[BEGIN]

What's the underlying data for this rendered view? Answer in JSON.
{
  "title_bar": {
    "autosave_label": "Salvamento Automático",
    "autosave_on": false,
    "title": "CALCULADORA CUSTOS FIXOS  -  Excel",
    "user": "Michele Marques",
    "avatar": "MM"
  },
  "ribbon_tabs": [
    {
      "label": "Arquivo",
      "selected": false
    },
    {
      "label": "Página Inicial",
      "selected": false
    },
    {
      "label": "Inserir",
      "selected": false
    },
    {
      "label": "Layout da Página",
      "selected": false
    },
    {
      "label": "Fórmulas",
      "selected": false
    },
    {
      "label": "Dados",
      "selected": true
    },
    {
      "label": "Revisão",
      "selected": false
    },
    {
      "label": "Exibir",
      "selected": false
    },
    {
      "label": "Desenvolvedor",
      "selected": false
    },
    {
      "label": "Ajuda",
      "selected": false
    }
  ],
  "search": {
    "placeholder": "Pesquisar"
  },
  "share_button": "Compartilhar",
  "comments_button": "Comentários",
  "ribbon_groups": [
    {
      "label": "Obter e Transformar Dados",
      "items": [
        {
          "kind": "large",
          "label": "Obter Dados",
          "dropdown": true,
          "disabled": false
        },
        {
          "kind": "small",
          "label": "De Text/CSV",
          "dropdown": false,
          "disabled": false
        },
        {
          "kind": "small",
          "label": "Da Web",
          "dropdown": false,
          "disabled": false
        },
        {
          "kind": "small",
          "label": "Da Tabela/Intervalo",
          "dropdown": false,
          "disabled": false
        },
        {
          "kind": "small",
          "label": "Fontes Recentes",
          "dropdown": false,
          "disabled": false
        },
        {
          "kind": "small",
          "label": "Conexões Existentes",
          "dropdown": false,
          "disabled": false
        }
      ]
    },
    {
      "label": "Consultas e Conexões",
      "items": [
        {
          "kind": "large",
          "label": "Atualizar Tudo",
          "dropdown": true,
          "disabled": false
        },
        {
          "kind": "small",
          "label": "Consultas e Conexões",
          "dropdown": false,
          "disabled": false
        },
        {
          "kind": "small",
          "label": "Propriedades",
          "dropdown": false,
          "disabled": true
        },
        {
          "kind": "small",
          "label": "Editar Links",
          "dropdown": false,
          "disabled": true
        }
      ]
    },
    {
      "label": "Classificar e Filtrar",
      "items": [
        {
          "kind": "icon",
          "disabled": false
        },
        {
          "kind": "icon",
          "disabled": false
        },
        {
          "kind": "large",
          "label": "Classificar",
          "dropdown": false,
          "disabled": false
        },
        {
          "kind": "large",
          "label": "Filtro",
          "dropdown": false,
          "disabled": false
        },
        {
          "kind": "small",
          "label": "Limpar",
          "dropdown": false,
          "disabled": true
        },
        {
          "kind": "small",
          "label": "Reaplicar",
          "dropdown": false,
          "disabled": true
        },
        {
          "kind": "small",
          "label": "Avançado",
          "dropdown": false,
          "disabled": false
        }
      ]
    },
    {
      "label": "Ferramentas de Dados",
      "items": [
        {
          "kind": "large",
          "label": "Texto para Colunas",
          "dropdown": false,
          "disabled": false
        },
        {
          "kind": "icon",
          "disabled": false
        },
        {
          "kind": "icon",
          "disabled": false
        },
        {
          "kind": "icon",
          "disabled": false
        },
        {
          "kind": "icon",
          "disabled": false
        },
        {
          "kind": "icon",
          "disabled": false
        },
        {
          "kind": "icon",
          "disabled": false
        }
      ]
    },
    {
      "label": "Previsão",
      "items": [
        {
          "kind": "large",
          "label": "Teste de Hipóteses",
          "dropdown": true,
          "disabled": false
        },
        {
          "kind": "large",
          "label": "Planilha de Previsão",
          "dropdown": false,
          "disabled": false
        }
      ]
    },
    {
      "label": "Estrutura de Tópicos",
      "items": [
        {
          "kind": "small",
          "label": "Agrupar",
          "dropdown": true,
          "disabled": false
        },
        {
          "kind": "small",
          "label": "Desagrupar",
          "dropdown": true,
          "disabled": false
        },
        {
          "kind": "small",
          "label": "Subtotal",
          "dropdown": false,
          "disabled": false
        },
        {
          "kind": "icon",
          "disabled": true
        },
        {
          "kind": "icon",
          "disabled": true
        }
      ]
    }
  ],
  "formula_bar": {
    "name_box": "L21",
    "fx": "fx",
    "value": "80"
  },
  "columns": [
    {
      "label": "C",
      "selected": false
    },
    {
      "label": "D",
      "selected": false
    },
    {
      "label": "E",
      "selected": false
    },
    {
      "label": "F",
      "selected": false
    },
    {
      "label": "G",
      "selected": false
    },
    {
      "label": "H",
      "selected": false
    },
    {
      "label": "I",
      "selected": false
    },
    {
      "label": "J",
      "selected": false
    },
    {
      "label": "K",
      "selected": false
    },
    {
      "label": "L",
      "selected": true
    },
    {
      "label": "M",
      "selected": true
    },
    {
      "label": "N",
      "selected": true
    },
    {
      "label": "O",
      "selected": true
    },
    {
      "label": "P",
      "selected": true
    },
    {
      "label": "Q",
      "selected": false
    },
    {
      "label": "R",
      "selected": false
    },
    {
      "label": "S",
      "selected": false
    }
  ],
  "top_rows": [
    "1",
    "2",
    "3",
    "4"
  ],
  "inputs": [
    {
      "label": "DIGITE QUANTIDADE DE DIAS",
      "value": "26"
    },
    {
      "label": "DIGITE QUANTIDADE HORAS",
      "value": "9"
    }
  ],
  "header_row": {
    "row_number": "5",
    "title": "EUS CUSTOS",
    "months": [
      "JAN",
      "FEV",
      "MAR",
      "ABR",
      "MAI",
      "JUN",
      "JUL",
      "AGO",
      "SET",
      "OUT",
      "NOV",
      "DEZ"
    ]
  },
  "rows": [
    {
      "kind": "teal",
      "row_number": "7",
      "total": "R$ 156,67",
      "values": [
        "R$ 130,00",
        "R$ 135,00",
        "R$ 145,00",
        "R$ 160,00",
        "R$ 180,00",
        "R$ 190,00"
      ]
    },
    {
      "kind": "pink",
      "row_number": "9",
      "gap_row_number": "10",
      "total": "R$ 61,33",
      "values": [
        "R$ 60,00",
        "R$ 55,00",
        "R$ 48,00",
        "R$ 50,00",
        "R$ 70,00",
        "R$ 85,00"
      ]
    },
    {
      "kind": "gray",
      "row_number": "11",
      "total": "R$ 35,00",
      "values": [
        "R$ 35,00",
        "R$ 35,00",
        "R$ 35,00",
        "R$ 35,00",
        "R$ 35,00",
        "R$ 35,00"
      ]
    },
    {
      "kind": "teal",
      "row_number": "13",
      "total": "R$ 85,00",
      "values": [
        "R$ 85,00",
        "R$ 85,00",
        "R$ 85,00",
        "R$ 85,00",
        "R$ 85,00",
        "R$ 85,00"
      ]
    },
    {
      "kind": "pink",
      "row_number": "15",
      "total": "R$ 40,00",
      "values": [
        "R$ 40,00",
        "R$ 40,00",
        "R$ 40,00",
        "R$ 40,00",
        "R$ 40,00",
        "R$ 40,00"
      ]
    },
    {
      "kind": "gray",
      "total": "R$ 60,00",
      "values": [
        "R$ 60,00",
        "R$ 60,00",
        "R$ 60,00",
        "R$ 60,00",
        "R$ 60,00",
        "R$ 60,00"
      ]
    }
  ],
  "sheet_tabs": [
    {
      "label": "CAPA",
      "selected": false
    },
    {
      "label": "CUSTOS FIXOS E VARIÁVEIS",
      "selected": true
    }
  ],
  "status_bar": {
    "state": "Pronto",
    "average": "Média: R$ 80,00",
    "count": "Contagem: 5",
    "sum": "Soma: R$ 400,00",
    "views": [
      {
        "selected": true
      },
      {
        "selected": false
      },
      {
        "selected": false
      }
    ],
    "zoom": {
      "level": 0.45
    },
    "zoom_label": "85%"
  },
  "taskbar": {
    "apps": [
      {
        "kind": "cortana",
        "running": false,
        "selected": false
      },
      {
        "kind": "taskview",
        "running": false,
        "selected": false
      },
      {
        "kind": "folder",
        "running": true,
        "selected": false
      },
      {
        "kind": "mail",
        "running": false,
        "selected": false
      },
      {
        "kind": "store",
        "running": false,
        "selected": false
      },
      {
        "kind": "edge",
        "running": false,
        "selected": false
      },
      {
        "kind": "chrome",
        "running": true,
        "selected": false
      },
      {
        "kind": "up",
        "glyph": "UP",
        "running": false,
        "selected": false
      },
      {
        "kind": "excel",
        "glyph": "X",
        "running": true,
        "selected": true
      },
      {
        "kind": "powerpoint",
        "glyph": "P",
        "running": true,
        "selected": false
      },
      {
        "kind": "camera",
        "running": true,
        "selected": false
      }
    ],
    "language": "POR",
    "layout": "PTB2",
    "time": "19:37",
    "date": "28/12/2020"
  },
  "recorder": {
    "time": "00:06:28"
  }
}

[END]

**Stated problem**
Identify and extract each line of the listing that contains "FIXOS".

**Full response**
    "title": "CALCULADORA CUSTOS FIXOS  -  Excel",
      "label": "CUSTOS FIXOS E VARIÁVEIS",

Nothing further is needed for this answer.